§ What you have to do:
Check every line of the material below for the string "specify", and return the ones that have it.

§ Given records:
──────────────────────────────

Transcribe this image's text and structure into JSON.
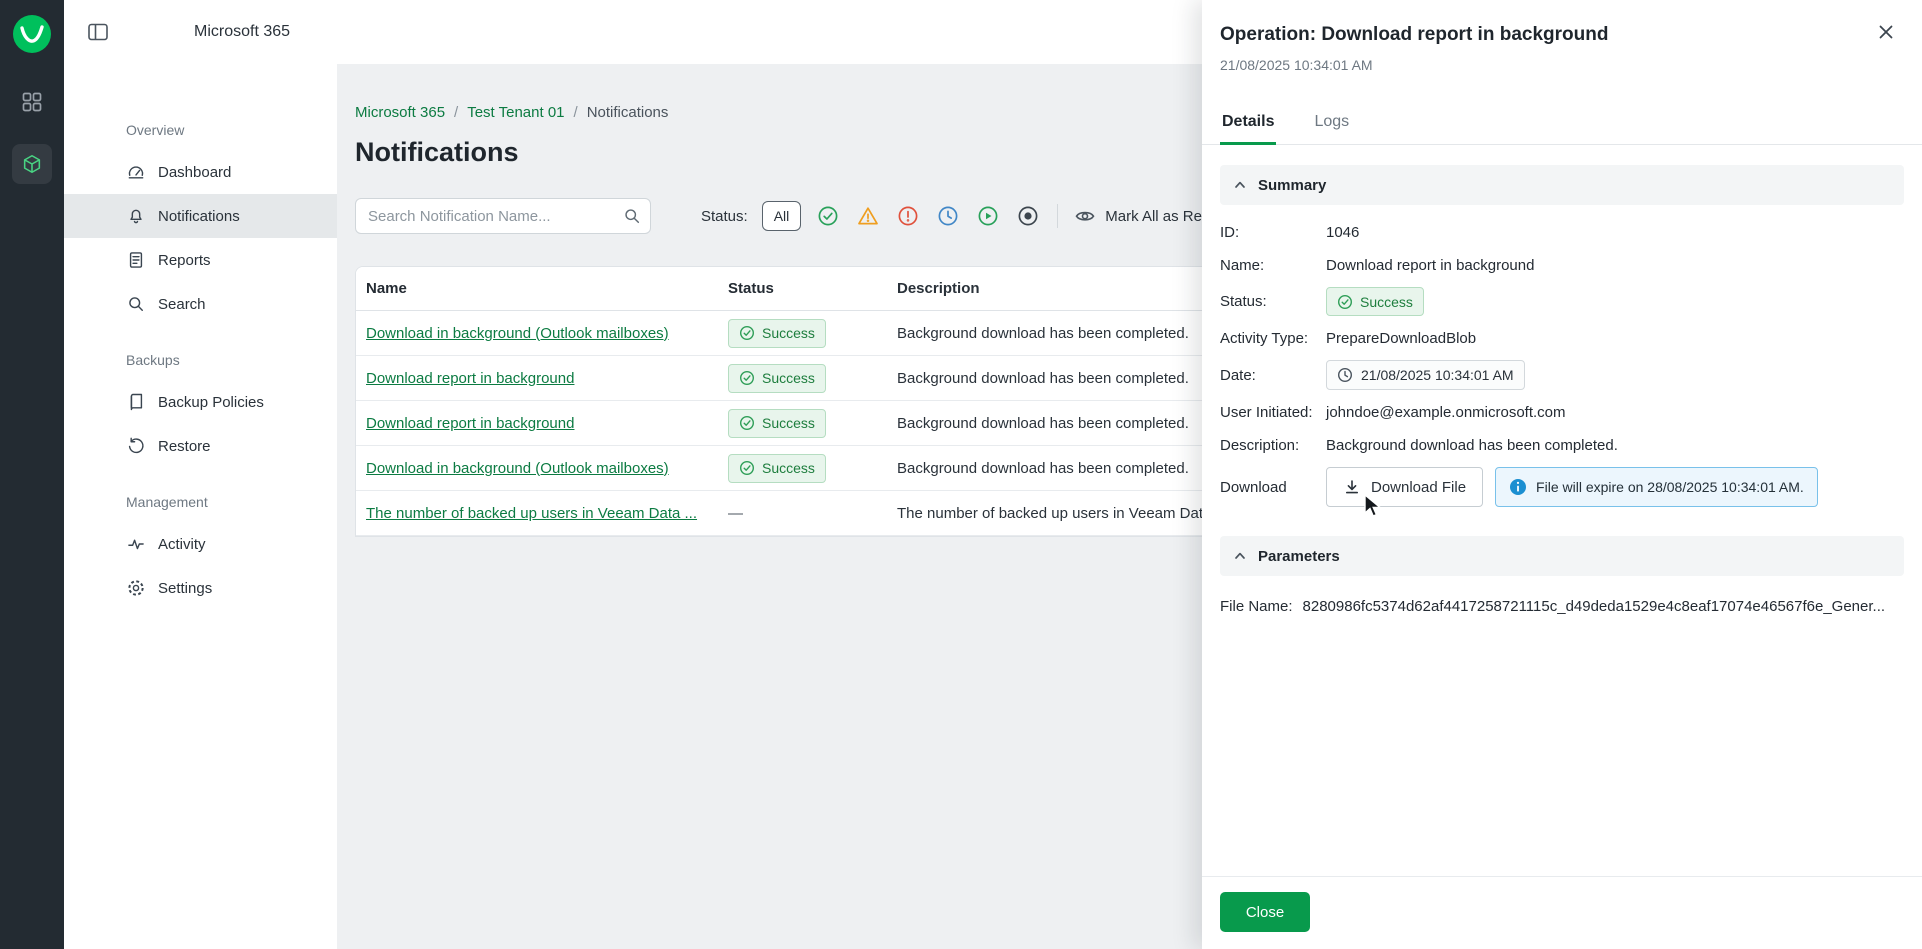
{
  "colors": {
    "accent_green": "#089a4c",
    "link_green": "#0c7b42",
    "success_text": "#1e7e3e",
    "success_bg": "#e8f5ec",
    "info_border": "#79c1ea",
    "info_icon": "#1b8fd1",
    "rail_bg": "#232b32"
  },
  "topbar": {
    "product": "Microsoft 365"
  },
  "sidebar": {
    "sections": [
      {
        "label": "Overview",
        "items": [
          {
            "label": "Dashboard"
          },
          {
            "label": "Notifications"
          },
          {
            "label": "Reports"
          },
          {
            "label": "Search"
          }
        ]
      },
      {
        "label": "Backups",
        "items": [
          {
            "label": "Backup Policies"
          },
          {
            "label": "Restore"
          }
        ]
      },
      {
        "label": "Management",
        "items": [
          {
            "label": "Activity"
          },
          {
            "label": "Settings"
          }
        ]
      }
    ]
  },
  "breadcrumb": {
    "crumb1": "Microsoft 365",
    "sep": "/",
    "crumb2": "Test Tenant 01",
    "crumb3": "Notifications"
  },
  "page": {
    "title": "Notifications"
  },
  "toolbar": {
    "search_placeholder": "Search Notification Name...",
    "status_label": "Status:",
    "all_label": "All",
    "mark_all_read": "Mark All as Read",
    "filter_icons": [
      "success-icon",
      "warning-icon",
      "error-icon",
      "pending-icon",
      "running-icon",
      "stopped-icon"
    ]
  },
  "table": {
    "headers": {
      "name": "Name",
      "status": "Status",
      "description": "Description"
    },
    "rows": [
      {
        "name": "Download in background (Outlook mailboxes)",
        "status": "Success",
        "description": "Background download has been completed."
      },
      {
        "name": "Download report in background",
        "status": "Success",
        "description": "Background download has been completed."
      },
      {
        "name": "Download report in background",
        "status": "Success",
        "description": "Background download has been completed."
      },
      {
        "name": "Download in background (Outlook mailboxes)",
        "status": "Success",
        "description": "Background download has been completed."
      },
      {
        "name": "The number of backed up users in Veeam Data ...",
        "status": "—",
        "description": "The number of backed up users in Veeam Data..."
      }
    ]
  },
  "panel": {
    "title": "Operation: Download report in background",
    "timestamp": "21/08/2025 10:34:01 AM",
    "tabs": {
      "details": "Details",
      "logs": "Logs"
    },
    "summary": {
      "heading": "Summary",
      "id_label": "ID:",
      "id_value": "1046",
      "name_label": "Name:",
      "name_value": "Download report in background",
      "status_label": "Status:",
      "status_value": "Success",
      "activity_label": "Activity Type:",
      "activity_value": "PrepareDownloadBlob",
      "date_label": "Date:",
      "date_value": "21/08/2025 10:34:01 AM",
      "user_label": "User Initiated:",
      "user_value": "johndoe@example.onmicrosoft.com",
      "description_label": "Description:",
      "description_value": "Background download has been completed.",
      "download_label": "Download",
      "download_button": "Download File",
      "expire_note": "File will expire on 28/08/2025 10:34:01 AM."
    },
    "parameters": {
      "heading": "Parameters",
      "file_name_label": "File Name:",
      "file_name_value": "8280986fc5374d62af4417258721115c_d49deda1529e4c8eaf17074e46567f6e_Gener..."
    },
    "close_button": "Close"
  }
}
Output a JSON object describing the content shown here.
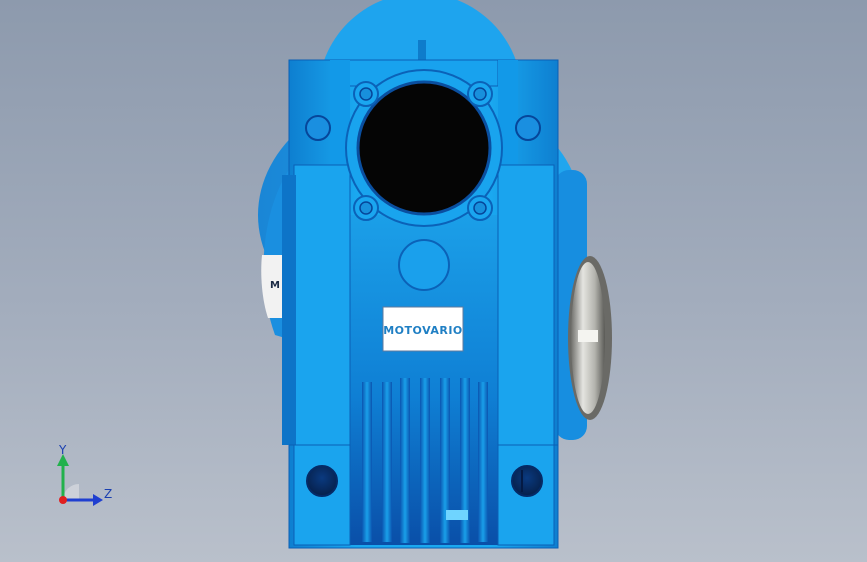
{
  "scene": {
    "type": "cad-3d-viewport",
    "background_top": "#8d9aad",
    "background_bottom": "#b9c0cb"
  },
  "model": {
    "body_color": "#1aa8f0",
    "body_shadow": "#0d6fc0",
    "bore_color": "#0a0a0a",
    "flange_color": "#c8c8c4",
    "nameplate": {
      "brand": "MOTOVARIO",
      "side_label": "M"
    }
  },
  "triad": {
    "y_label": "Y",
    "z_label": "Z",
    "y_color": "#22b14c",
    "z_color": "#1f3fd0",
    "origin_color": "#e02020"
  }
}
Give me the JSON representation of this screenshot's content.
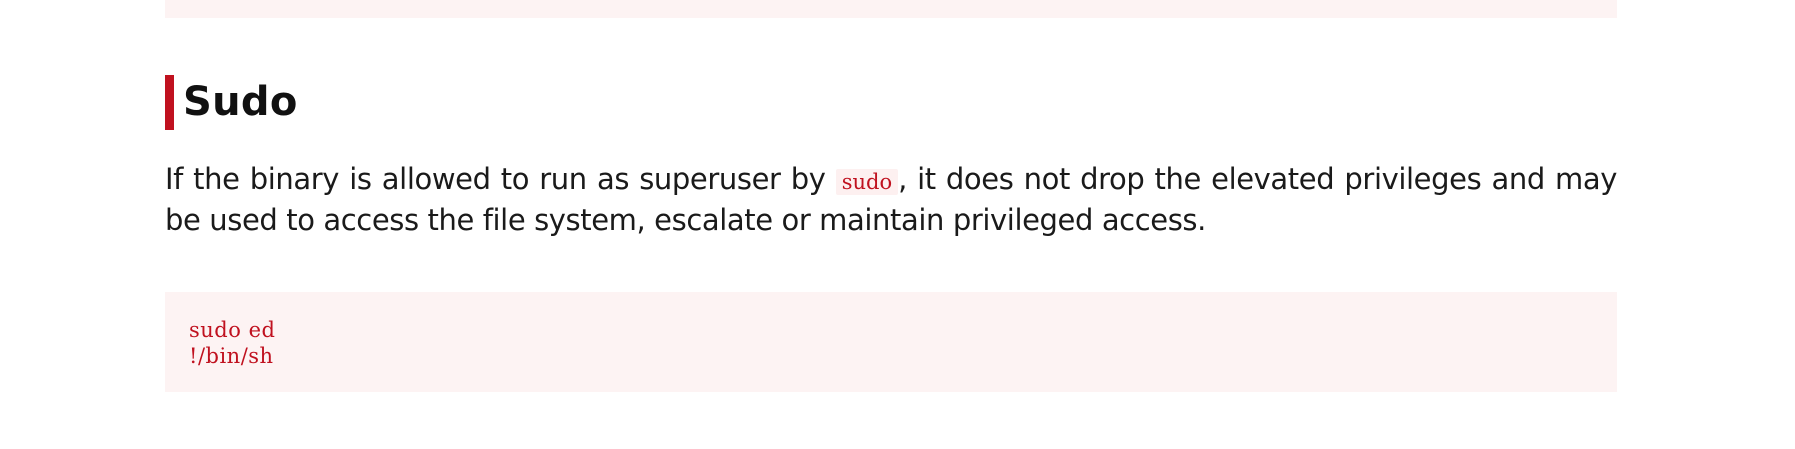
{
  "section": {
    "title": "Sudo",
    "description_before": "If the binary is allowed to run as superuser by ",
    "description_code": "sudo",
    "description_after": ", it does not drop the elevated privileges and may be used to access the file system, escalate or maintain privileged access."
  },
  "code": {
    "lines": [
      "sudo ed",
      "!/bin/sh"
    ]
  },
  "colors": {
    "accent": "#c0111f",
    "code_background": "#fdf3f3"
  }
}
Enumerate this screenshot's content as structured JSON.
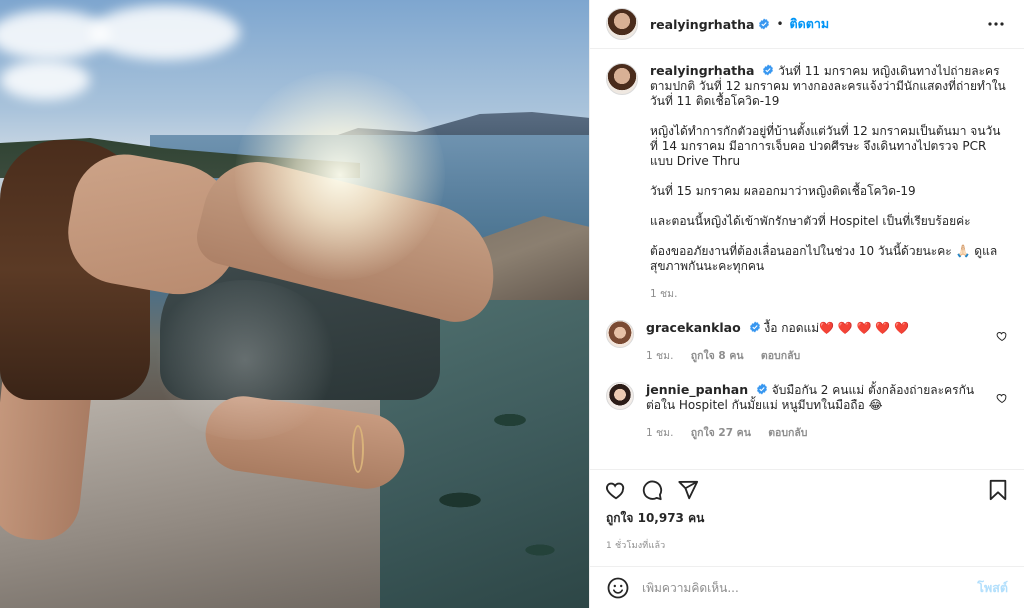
{
  "header": {
    "username": "realyingrhatha",
    "separator": "•",
    "follow_label": "ติดตาม",
    "more_icon": "more-horizontal-icon"
  },
  "caption": {
    "username": "realyingrhatha",
    "paragraphs": [
      "วันที่ 11 มกราคม หญิงเดินทางไปถ่ายละครตามปกติ วันที่ 12 มกราคม ทางกองละครแจ้งว่ามีนักแสดงที่ถ่ายทำในวันที่ 11 ติดเชื้อโควิด-19",
      "หญิงได้ทำการกักตัวอยู่ที่บ้านตั้งแต่วันที่ 12 มกราคมเป็นต้นมา จนวันที่ 14 มกราคม มีอาการเจ็บคอ ปวดศีรษะ จึงเดินทางไปตรวจ PCR แบบ Drive Thru",
      "วันที่ 15 มกราคม ผลออกมาว่าหญิงติดเชื้อโควิด-19",
      "และตอนนี้หญิงได้เข้าพักรักษาตัวที่ Hospitel เป็นที่เรียบร้อยค่ะ",
      "ต้องขออภัยงานที่ต้องเลื่อนออกไปในช่วง 10 วันนี้ด้วยนะคะ 🙏🏻 ดูแลสุขภาพกันนะคะทุกคน"
    ],
    "time": "1 ชม."
  },
  "comments": [
    {
      "username": "gracekanklao",
      "text": "งื้อ กอดแม่❤️ ❤️ ❤️ ❤️ ❤️",
      "time": "1 ชม.",
      "likes": "ถูกใจ 8 คน",
      "reply": "ตอบกลับ"
    },
    {
      "username": "jennie_panhan",
      "text": "จับมือกัน 2 คนแม่ ตั้งกล้องถ่ายละครกันต่อใน Hospitel กันมั้ยแม่ หนูมีบทในมือถือ 😂",
      "time": "1 ชม.",
      "likes": "ถูกใจ 27 คน",
      "reply": "ตอบกลับ"
    }
  ],
  "actions": {
    "like_icon": "heart-icon",
    "comment_icon": "comment-icon",
    "share_icon": "share-icon",
    "save_icon": "bookmark-icon"
  },
  "likes_text": "ถูกใจ 10,973 คน",
  "posted_ago": "1 ชั่วโมงที่แล้ว",
  "add_comment": {
    "placeholder": "เพิ่มความคิดเห็น...",
    "post_label": "โพสต์"
  },
  "colors": {
    "accent": "#0095f6",
    "post_disabled": "#b2dffc",
    "verified": "#3897f0"
  }
}
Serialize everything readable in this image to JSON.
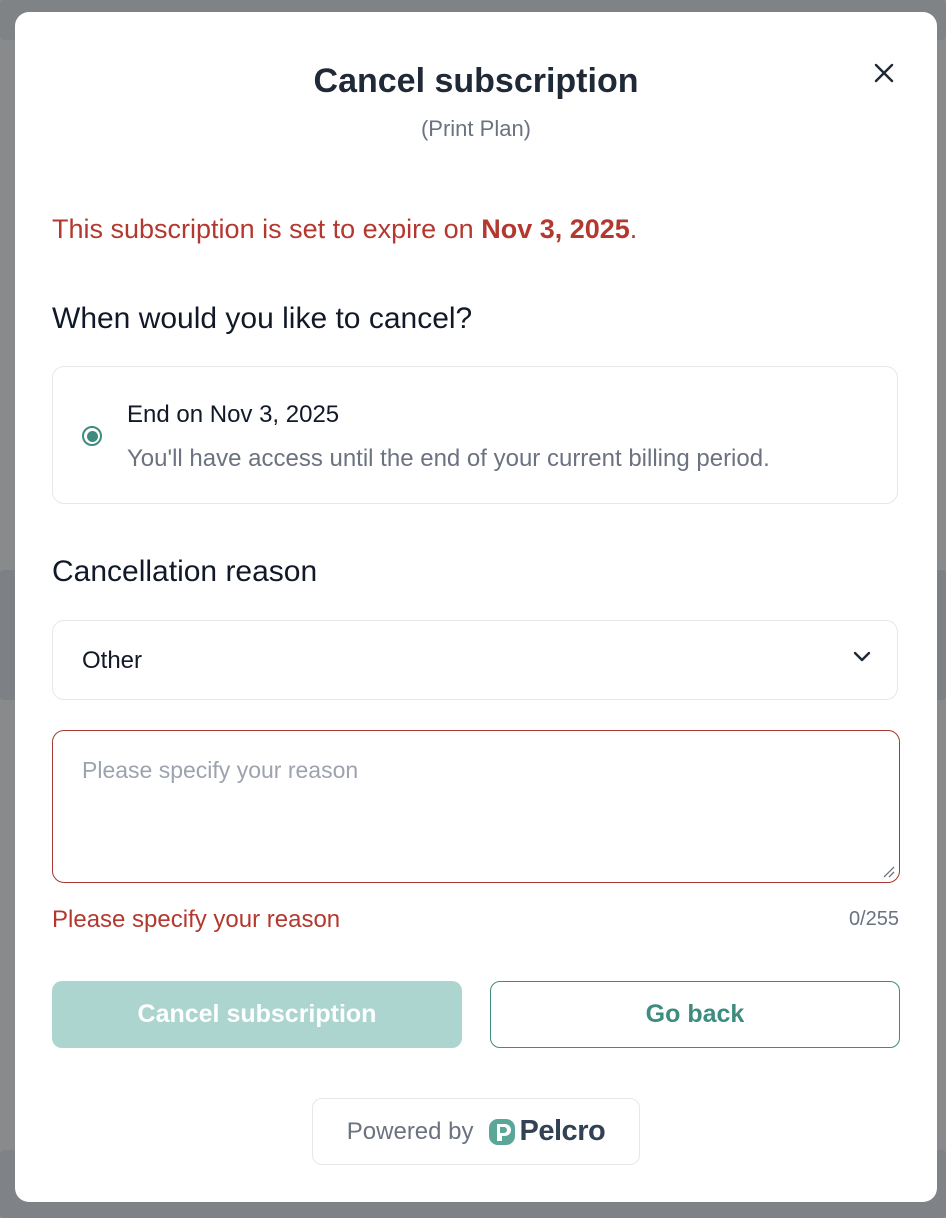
{
  "modal": {
    "title": "Cancel subscription",
    "subtitle": "(Print Plan)",
    "expire_prefix": "This subscription is set to expire on ",
    "expire_date": "Nov 3, 2025",
    "expire_suffix": ".",
    "when_heading": "When would you like to cancel?",
    "option": {
      "title": "End on Nov 3, 2025",
      "description": "You'll have access until the end of your current billing period.",
      "selected": true
    },
    "reason_heading": "Cancellation reason",
    "reason_select": {
      "value": "Other"
    },
    "reason_input": {
      "value": "",
      "placeholder": "Please specify your reason"
    },
    "error_text": "Please specify your reason",
    "char_counter": "0/255",
    "cancel_button": "Cancel subscription",
    "back_button": "Go back",
    "powered_by": "Powered by",
    "brand": "Pelcro"
  },
  "icons": {
    "close": "close-icon",
    "chevron": "chevron-down-icon",
    "logo": "pelcro-logo-icon"
  },
  "colors": {
    "accent": "#3d8c7f",
    "error": "#b3382f",
    "disabled_button": "#acd5cf"
  }
}
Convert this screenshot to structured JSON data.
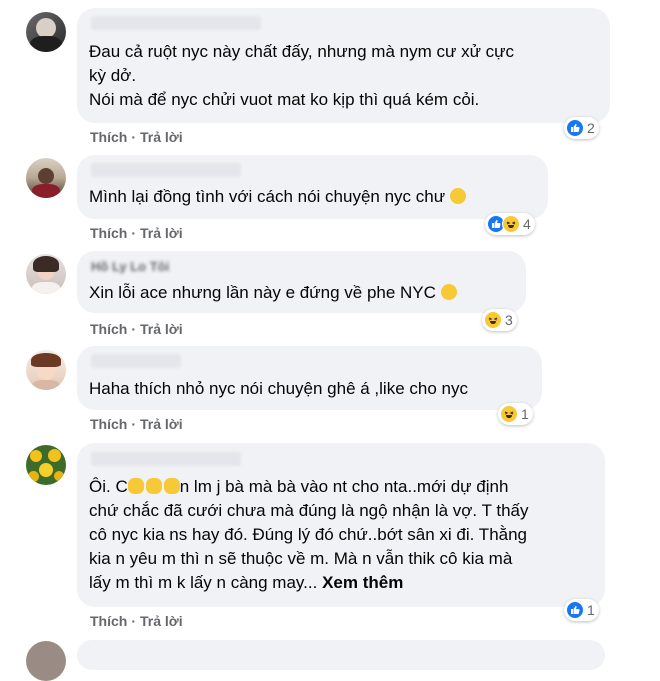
{
  "actions": {
    "like_label": "Thích",
    "reply_label": "Trả lời",
    "separator": "·"
  },
  "comments": [
    {
      "lines": [
        "Đau cả ruột nyc này chất đấy, nhưng mà nym cư xử cực",
        "kỳ dở.",
        "Nói mà để nyc chửi vuot mat ko kịp thì quá kém cỏi."
      ],
      "reactions": [
        "like-icon"
      ],
      "reaction_count": "2"
    },
    {
      "lines": [
        "Mình lại đồng tình với cách nói chuyện nyc chư"
      ],
      "reactions": [
        "like-icon",
        "haha-icon"
      ],
      "reaction_count": "4"
    },
    {
      "name_partial": "Hồ Ly Lo Tôi",
      "lines": [
        "Xin lỗi ace nhưng lần này e đứng về phe NYC"
      ],
      "reactions": [
        "haha-icon"
      ],
      "reaction_count": "3"
    },
    {
      "lines": [
        "Haha thích nhỏ nyc nói chuyện ghê á ,like cho nyc"
      ],
      "reactions": [
        "haha-icon"
      ],
      "reaction_count": "1"
    },
    {
      "line1_start": "Ôi. C",
      "line1_end": "n lm j bà mà bà vào nt cho nta..mới dự định",
      "lines": [
        "chứ chắc đã cưới chưa mà đúng là ngộ nhận là vợ. T thấy",
        "cô nyc kia ns hay đó. Đúng lý đó chứ..bớt sân xi đi. Thằng",
        "kia n yêu m thì n sẽ thuộc về m. Mà n vẫn thik cô kia mà"
      ],
      "last_line": "lấy m thì m k lấy n càng may...",
      "see_more": "Xem thêm",
      "reactions": [
        "like-icon"
      ],
      "reaction_count": "1"
    }
  ],
  "colors": {
    "bubble": "#f0f2f5",
    "like": "#1877f2",
    "haha": "#f7c937",
    "meta": "#65676b"
  }
}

──────────────────────────────

§ Expected output:
      "placeholder": "Please specify your reason"
    "error_text": "Please specify your reason",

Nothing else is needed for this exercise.